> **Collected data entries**
>> BEGIN

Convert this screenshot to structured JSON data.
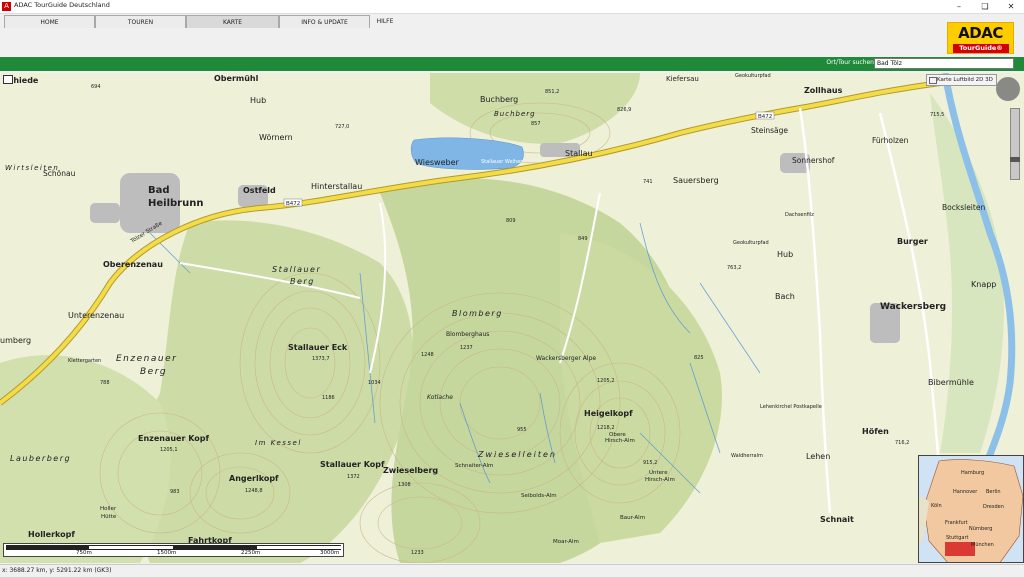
{
  "window": {
    "title": "ADAC TourGuide Deutschland",
    "app_icon": "A"
  },
  "tabs": [
    {
      "label": "HOME"
    },
    {
      "label": "TOUREN"
    },
    {
      "label": "KARTE"
    },
    {
      "label": "INFO & UPDATE"
    },
    {
      "label": "HILFE"
    }
  ],
  "logo": {
    "big": "ADAC",
    "small": "TourGuide®"
  },
  "search": {
    "label": "Ort/Tour suchen",
    "value": "Bad Tölz"
  },
  "layer_control": {
    "label": "Karte Luftbild 2D 3D"
  },
  "status": {
    "coords": "x: 3688.27 km, y: 5291.22 km (GK3)"
  },
  "scale": {
    "labels": [
      "750m",
      "1500m",
      "2250m",
      "3000m"
    ]
  },
  "colors": {
    "green_bar": "#1f8a3a",
    "road_yellow": "#f4dc48",
    "lake_blue": "#7fb6e6",
    "forest_green": "#c9d9a2"
  },
  "map_labels": [
    {
      "name": "mhiede",
      "text": "mhiede"
    },
    {
      "name": "obermuehl",
      "text": "Obermühl"
    },
    {
      "name": "hub-west",
      "text": "Hub"
    },
    {
      "name": "woernern",
      "text": "Wörnern"
    },
    {
      "name": "kiefersau",
      "text": "Kiefersau"
    },
    {
      "name": "geokulturpfad-top",
      "text": "Geokulturpfad"
    },
    {
      "name": "zollhaus",
      "text": "Zollhaus"
    },
    {
      "name": "buchberg",
      "text": "Buchberg"
    },
    {
      "name": "buchberg-ital",
      "text": "Buchberg"
    },
    {
      "name": "steinsage",
      "text": "Steinsäge"
    },
    {
      "name": "fuerholzen",
      "text": "Fürholzen"
    },
    {
      "name": "sonnershof",
      "text": "Sonnershof"
    },
    {
      "name": "schoenau",
      "text": "Schönau"
    },
    {
      "name": "wirtsleiten",
      "text": "Wirtsleiten"
    },
    {
      "name": "bad-heilbrunn-1",
      "text": "Bad"
    },
    {
      "name": "bad-heilbrunn-2",
      "text": "Heilbrunn"
    },
    {
      "name": "ostfeld",
      "text": "Ostfeld"
    },
    {
      "name": "hinterstallau",
      "text": "Hinterstallau"
    },
    {
      "name": "wiesweber",
      "text": "Wiesweber"
    },
    {
      "name": "stallauer-weiher",
      "text": "Stallauer Weiher"
    },
    {
      "name": "stallau",
      "text": "Stallau"
    },
    {
      "name": "sauersberg",
      "text": "Sauersberg"
    },
    {
      "name": "dachsenfilz",
      "text": "Dachsenfilz"
    },
    {
      "name": "bocksleiten",
      "text": "Bocksleiten"
    },
    {
      "name": "burger",
      "text": "Burger"
    },
    {
      "name": "geokulturpfad-mid",
      "text": "Geokulturpfad"
    },
    {
      "name": "hub-east",
      "text": "Hub"
    },
    {
      "name": "oberenzenau",
      "text": "Oberenzenau"
    },
    {
      "name": "stallauer-berg-1",
      "text": "Stallauer"
    },
    {
      "name": "stallauer-berg-2",
      "text": "Berg"
    },
    {
      "name": "knapp",
      "text": "Knapp"
    },
    {
      "name": "bach",
      "text": "Bach"
    },
    {
      "name": "wackersberg",
      "text": "Wackersberg"
    },
    {
      "name": "unterenzenau",
      "text": "Unterenzenau"
    },
    {
      "name": "blomberg-ital",
      "text": "Blomberg"
    },
    {
      "name": "blomberghaus",
      "text": "Blomberghaus"
    },
    {
      "name": "umberg",
      "text": "umberg"
    },
    {
      "name": "klettergarten",
      "text": "Klettergarten"
    },
    {
      "name": "stallauer-eck",
      "text": "Stallauer Eck"
    },
    {
      "name": "wackersberger-alpe",
      "text": "Wackersberger Alpe"
    },
    {
      "name": "enzenauer-berg-1",
      "text": "Enzenauer"
    },
    {
      "name": "enzenauer-berg-2",
      "text": "Berg"
    },
    {
      "name": "bibermuehle",
      "text": "Bibermühle"
    },
    {
      "name": "kotlache",
      "text": "Kotlache"
    },
    {
      "name": "heigelkopf",
      "text": "Heigelkopf"
    },
    {
      "name": "lehenkirchel",
      "text": "Lehenkirchel Postkapelle"
    },
    {
      "name": "enzenauer-kopf",
      "text": "Enzenauer Kopf"
    },
    {
      "name": "im-kessel",
      "text": "Im Kessel"
    },
    {
      "name": "obere-hirsch-alm-1",
      "text": "Obere"
    },
    {
      "name": "obere-hirsch-alm-2",
      "text": "Hirsch-Alm"
    },
    {
      "name": "hoefen",
      "text": "Höfen"
    },
    {
      "name": "lauberberg",
      "text": "Lauberberg"
    },
    {
      "name": "zwieselleiten",
      "text": "Zwieselleiten"
    },
    {
      "name": "waldherralm",
      "text": "Waldherralm"
    },
    {
      "name": "lehen",
      "text": "Lehen"
    },
    {
      "name": "stallauer-kopf",
      "text": "Stallauer Kopf"
    },
    {
      "name": "angerlkopf",
      "text": "Angerlkopf"
    },
    {
      "name": "zwieselberg",
      "text": "Zwieselberg"
    },
    {
      "name": "schnaiter-alm",
      "text": "Schnaiter-Alm"
    },
    {
      "name": "untere-hirsch-alm-1",
      "text": "Untere"
    },
    {
      "name": "untere-hirsch-alm-2",
      "text": "Hirsch-Alm"
    },
    {
      "name": "seibolds-alm",
      "text": "Seibolds-Alm"
    },
    {
      "name": "hollerkopf",
      "text": "Hollerkopf"
    },
    {
      "name": "fahrtkopf",
      "text": "Fahrtkopf"
    },
    {
      "name": "baur-alm",
      "text": "Baur-Alm"
    },
    {
      "name": "schnait",
      "text": "Schnait"
    },
    {
      "name": "moar-alm",
      "text": "Moar-Alm"
    },
    {
      "name": "holler-huette-1",
      "text": "Holler"
    },
    {
      "name": "holler-huette-2",
      "text": "Hütte"
    }
  ],
  "road_labels": [
    {
      "name": "b472-west",
      "text": "B472"
    },
    {
      "name": "b472-east",
      "text": "B472"
    },
    {
      "name": "toelzer-strasse",
      "text": "Tölzer Straße"
    }
  ],
  "peaks": [
    {
      "name": "peak-1373",
      "text": "1373,7"
    },
    {
      "name": "peak-1237",
      "text": "1237"
    },
    {
      "name": "peak-1248",
      "text": "1248"
    },
    {
      "name": "peak-1034",
      "text": "1034"
    },
    {
      "name": "peak-1186",
      "text": "1186"
    },
    {
      "name": "peak-1205-1",
      "text": "1205,1"
    },
    {
      "name": "peak-1205-2",
      "text": "1205,2"
    },
    {
      "name": "peak-1218",
      "text": "1218,2"
    },
    {
      "name": "peak-1372",
      "text": "1372"
    },
    {
      "name": "peak-1308",
      "text": "1308"
    },
    {
      "name": "peak-1248-8",
      "text": "1248,8"
    },
    {
      "name": "peak-983",
      "text": "983"
    },
    {
      "name": "peak-955",
      "text": "955"
    },
    {
      "name": "peak-915",
      "text": "915,2"
    },
    {
      "name": "peak-851",
      "text": "851,2"
    },
    {
      "name": "peak-826",
      "text": "826,9"
    },
    {
      "name": "peak-857",
      "text": "857"
    },
    {
      "name": "peak-727",
      "text": "727,0"
    },
    {
      "name": "peak-741",
      "text": "741"
    },
    {
      "name": "peak-809",
      "text": "809"
    },
    {
      "name": "peak-849",
      "text": "849"
    },
    {
      "name": "peak-763",
      "text": "763,2"
    },
    {
      "name": "peak-715",
      "text": "715,5"
    },
    {
      "name": "peak-716",
      "text": "716,2"
    },
    {
      "name": "peak-825",
      "text": "825"
    },
    {
      "name": "peak-1233",
      "text": "1233"
    },
    {
      "name": "peak-788",
      "text": "788"
    },
    {
      "name": "peak-694",
      "text": "694"
    }
  ],
  "minimap": {
    "cities": [
      {
        "name": "hamburg",
        "text": "Hamburg"
      },
      {
        "name": "hannover",
        "text": "Hannover"
      },
      {
        "name": "berlin",
        "text": "Berlin"
      },
      {
        "name": "koeln",
        "text": "Köln"
      },
      {
        "name": "dresden",
        "text": "Dresden"
      },
      {
        "name": "frankfurt",
        "text": "Frankfurt"
      },
      {
        "name": "nuernberg",
        "text": "Nürnberg"
      },
      {
        "name": "stuttgart",
        "text": "Stuttgart"
      },
      {
        "name": "muenchen",
        "text": "München"
      }
    ]
  }
}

>> END

> **STATED GOAL**
Search the records for the word "ital", then list every line that has it.

> **ANSWER TO THIS PROBLEM**
      "name": "buchberg-ital",
      "name": "blomberg-ital",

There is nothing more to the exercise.